Material for this task —

══════

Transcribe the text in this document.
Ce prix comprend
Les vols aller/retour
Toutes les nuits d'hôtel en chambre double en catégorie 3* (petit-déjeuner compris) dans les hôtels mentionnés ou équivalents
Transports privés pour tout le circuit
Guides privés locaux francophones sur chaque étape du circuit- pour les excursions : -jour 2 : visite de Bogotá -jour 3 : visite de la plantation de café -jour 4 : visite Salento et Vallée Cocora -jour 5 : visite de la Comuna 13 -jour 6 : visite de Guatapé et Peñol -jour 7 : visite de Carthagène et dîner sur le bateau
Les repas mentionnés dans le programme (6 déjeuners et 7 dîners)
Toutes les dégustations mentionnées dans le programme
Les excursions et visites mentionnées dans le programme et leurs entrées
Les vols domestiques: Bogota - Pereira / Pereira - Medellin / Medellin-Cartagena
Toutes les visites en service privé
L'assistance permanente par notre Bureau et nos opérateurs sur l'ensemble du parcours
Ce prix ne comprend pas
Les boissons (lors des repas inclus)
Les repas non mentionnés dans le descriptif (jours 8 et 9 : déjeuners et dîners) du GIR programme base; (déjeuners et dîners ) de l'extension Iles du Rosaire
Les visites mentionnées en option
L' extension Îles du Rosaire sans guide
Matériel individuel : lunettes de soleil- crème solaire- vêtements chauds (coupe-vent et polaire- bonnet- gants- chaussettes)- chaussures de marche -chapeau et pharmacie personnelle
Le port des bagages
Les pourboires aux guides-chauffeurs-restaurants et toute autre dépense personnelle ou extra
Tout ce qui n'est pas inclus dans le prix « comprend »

══════

Repeat the records above exactly, from the first line to the last.

Transcribe the text in this document.
Ce prix comprend
Les vols aller/retour
Toutes les nuits d'hôtel en chambre double en catégorie 3* (petit-déjeuner compris) dans les hôtels mentionnés ou équivalents
Transports privés pour tout le circuit
Guides privés locaux francophones sur chaque étape du circuit- pour les excursions : -jour 2 : visite de Bogotá -jour 3 : visite de la plantation de café -jour 4 : visite Salento et Vallée Cocora -jour 5 : visite de la Comuna 13 -jour 6 : visite de Guatapé et Peñol -jour 7 : visite de Carthagène et dîner sur le bateau
Les repas mentionnés dans le programme (6 déjeuners et 7 dîners)
Toutes les dégustations mentionnées dans le programme
Les excursions et visites mentionnées dans le programme et leurs entrées
Les vols domestiques: Bogota - Pereira / Pereira - Medellin / Medellin-Cartagena
Toutes les visites en service privé
L'assistance permanente par notre Bureau et nos opérateurs sur l'ensemble du parcours
Ce prix ne comprend pas
Les boissons (lors des repas inclus)
Les repas non mentionnés dans le descriptif (jours 8 et 9 : déjeuners et dîners) du GIR programme base; (déjeuners et dîners ) de l'extension Iles du Rosaire
Les visites mentionnées en option
L' extension Îles du Rosaire sans guide
Matériel individuel : lunettes de soleil- crème solaire- vêtements chauds (coupe-vent et polaire- bonnet- gants- chaussettes)- chaussures de marche -chapeau et pharmacie personnelle
Le port des bagages
Les pourboires aux guides-chauffeurs-restaurants et toute autre dépense personnelle ou extra
Tout ce qui n'est pas inclus dans le prix « comprend »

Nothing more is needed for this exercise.